■ Data for this task:
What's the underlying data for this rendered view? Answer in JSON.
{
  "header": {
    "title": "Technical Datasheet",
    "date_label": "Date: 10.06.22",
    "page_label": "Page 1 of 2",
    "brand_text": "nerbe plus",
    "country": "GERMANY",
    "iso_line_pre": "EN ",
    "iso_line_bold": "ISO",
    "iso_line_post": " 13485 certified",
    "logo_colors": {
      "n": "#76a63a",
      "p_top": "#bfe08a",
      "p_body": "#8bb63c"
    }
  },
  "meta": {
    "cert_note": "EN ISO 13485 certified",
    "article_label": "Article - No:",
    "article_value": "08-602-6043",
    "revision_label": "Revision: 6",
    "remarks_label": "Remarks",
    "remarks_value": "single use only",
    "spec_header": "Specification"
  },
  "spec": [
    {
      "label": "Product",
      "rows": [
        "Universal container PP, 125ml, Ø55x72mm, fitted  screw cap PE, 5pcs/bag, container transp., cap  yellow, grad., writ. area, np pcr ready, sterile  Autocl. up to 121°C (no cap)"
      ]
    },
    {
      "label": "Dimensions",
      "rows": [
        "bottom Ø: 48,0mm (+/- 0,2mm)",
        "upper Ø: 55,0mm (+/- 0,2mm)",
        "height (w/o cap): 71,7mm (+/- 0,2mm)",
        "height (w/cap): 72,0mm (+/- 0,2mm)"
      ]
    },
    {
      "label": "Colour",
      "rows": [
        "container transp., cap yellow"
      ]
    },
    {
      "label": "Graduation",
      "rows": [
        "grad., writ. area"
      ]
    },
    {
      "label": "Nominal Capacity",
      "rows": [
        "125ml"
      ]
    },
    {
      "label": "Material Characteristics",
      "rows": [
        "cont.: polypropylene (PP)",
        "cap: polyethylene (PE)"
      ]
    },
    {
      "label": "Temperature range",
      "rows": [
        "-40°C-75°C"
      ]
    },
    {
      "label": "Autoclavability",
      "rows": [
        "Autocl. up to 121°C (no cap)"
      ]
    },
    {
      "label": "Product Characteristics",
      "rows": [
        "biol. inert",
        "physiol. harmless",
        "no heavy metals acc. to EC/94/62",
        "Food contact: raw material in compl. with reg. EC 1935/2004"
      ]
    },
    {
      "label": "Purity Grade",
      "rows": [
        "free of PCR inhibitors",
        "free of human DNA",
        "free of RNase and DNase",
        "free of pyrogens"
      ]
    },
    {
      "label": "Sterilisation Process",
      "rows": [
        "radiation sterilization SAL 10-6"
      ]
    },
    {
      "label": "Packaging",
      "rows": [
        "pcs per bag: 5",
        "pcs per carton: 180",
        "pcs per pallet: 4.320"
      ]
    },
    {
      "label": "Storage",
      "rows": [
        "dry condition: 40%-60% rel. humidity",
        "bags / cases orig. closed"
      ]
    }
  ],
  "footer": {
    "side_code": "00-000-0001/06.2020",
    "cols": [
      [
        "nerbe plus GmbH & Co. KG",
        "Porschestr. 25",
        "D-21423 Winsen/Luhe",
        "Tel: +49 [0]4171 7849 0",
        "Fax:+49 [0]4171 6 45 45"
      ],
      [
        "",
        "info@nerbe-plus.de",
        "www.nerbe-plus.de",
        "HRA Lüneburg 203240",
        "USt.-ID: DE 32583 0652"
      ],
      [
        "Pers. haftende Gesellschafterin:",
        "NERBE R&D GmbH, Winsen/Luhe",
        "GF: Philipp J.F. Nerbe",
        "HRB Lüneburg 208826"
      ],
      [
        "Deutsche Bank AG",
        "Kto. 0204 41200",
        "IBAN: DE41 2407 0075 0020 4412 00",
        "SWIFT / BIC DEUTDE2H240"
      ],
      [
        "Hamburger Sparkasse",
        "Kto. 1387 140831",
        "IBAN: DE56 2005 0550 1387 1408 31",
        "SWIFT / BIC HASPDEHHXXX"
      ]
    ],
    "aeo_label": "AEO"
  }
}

■ Problem to work on: Check each line of the data above for the word "Characteristics" and say how many lines contain it, giving nothing besides the number.

■ Expected output: 2